**Material for the task:**

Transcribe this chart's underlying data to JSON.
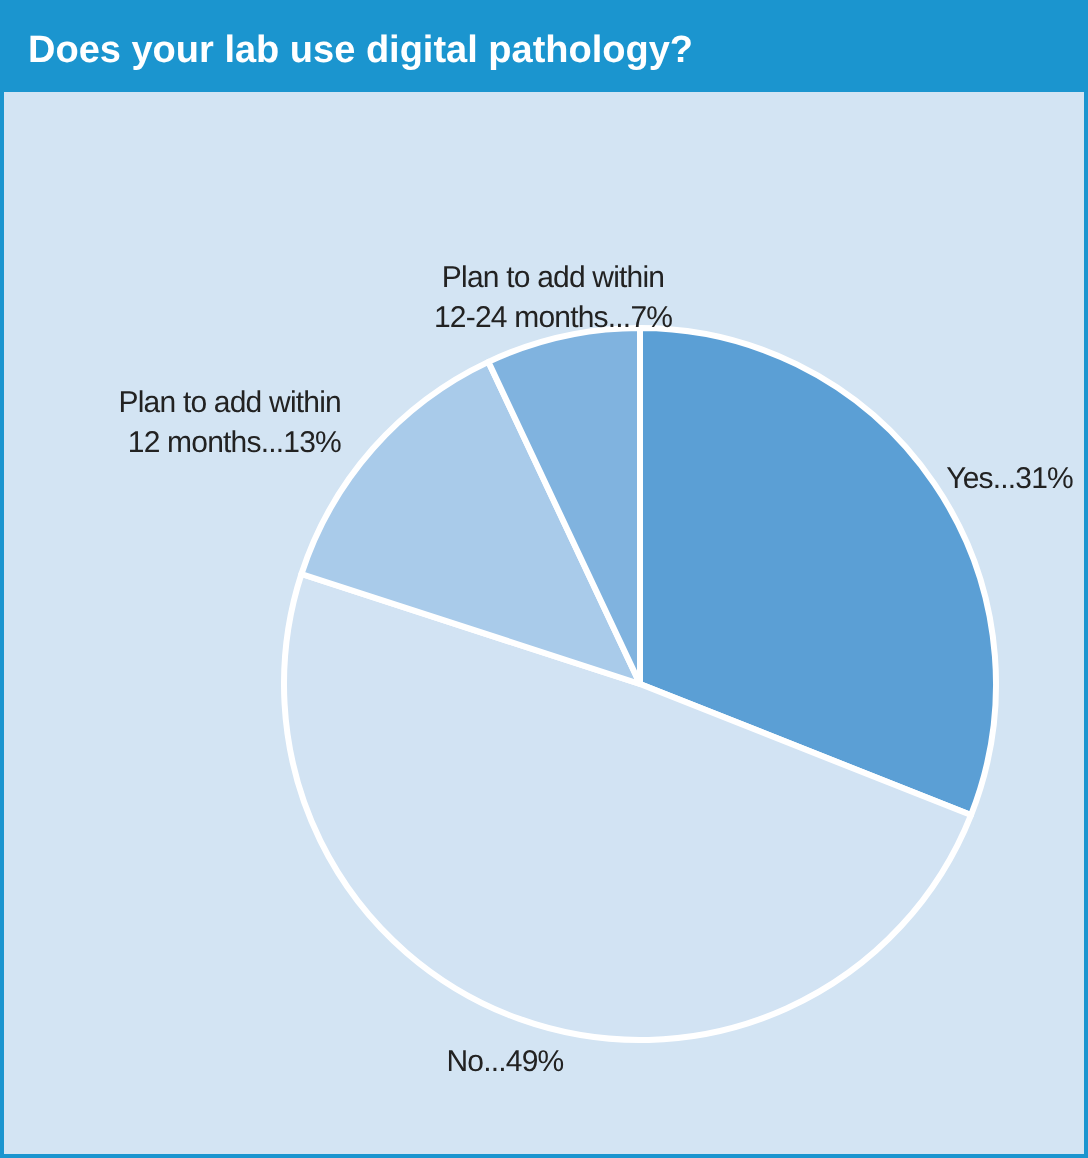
{
  "chart_data": {
    "type": "pie",
    "title": "Does your lab use digital pathology?",
    "categories": [
      "Yes...",
      "No...",
      "Plan to add within 12 months...",
      "Plan to add within 12-24 months..."
    ],
    "values": [
      31,
      49,
      13,
      7
    ],
    "value_labels": [
      "31%",
      "49%",
      "13%",
      "7%"
    ],
    "colors": [
      "#5b9fd5",
      "#d2e3f3",
      "#a9cbea",
      "#80b3df"
    ]
  }
}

**What the task asks:** Gather each line from the entries above that includes the word "Plan".

**Result of the exercise:**
      "Plan to add within 12 months...",
      "Plan to add within 12-24 months..."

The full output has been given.